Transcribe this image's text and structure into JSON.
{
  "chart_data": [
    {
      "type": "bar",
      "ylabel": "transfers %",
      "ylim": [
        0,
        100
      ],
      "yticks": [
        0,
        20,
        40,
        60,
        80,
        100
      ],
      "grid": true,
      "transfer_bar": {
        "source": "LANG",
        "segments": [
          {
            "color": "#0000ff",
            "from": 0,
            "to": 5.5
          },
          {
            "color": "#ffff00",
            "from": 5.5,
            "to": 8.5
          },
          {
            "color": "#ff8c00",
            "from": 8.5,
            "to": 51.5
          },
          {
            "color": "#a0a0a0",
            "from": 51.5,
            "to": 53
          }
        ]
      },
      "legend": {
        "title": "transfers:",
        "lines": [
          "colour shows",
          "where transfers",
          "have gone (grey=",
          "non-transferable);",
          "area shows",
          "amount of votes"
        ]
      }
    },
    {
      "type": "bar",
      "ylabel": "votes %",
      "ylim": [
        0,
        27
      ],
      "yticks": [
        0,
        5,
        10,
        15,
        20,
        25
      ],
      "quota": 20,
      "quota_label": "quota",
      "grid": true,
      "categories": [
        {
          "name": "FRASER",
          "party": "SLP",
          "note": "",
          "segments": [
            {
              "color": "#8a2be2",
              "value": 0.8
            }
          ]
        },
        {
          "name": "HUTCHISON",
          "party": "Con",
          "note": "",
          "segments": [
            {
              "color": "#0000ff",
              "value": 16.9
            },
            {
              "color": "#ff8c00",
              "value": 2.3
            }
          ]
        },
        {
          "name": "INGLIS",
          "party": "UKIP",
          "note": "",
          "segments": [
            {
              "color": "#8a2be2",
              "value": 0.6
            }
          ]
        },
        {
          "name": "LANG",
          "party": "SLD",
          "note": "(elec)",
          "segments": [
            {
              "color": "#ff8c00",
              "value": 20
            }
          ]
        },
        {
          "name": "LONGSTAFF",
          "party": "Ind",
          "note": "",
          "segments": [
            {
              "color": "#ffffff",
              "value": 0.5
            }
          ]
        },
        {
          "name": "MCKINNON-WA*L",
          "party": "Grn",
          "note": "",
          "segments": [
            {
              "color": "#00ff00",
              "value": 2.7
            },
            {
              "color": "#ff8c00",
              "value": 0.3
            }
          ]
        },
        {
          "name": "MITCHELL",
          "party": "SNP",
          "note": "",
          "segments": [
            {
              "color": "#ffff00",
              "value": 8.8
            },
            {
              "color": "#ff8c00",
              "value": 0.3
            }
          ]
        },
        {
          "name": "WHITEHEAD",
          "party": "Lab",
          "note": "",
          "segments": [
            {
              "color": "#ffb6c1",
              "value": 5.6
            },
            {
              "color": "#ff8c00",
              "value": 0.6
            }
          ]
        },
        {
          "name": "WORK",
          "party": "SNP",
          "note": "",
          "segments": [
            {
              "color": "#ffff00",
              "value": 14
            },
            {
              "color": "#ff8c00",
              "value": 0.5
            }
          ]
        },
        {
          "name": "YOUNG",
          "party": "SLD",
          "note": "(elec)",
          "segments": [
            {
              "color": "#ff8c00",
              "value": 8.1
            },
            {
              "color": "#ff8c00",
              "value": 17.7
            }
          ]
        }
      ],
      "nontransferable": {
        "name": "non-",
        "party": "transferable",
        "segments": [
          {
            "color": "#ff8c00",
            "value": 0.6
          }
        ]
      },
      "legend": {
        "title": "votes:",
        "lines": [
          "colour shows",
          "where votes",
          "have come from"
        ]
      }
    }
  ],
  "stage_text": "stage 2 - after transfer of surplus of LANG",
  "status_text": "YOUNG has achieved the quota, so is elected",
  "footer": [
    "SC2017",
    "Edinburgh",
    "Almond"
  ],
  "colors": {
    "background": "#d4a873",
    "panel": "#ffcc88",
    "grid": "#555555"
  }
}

:::::

Challenge
Each line that has the word "name" should be copied.

Reply
          "name": "FRASER",
          "name": "HUTCHISON",
          "name": "INGLIS",
          "name": "LANG",
          "name": "LONGSTAFF",
          "name": "MCKINNON-WA*L",
          "name": "MITCHELL",
          "name": "WHITEHEAD",
          "name": "WORK",
          "name": "YOUNG",
        "name": "non-",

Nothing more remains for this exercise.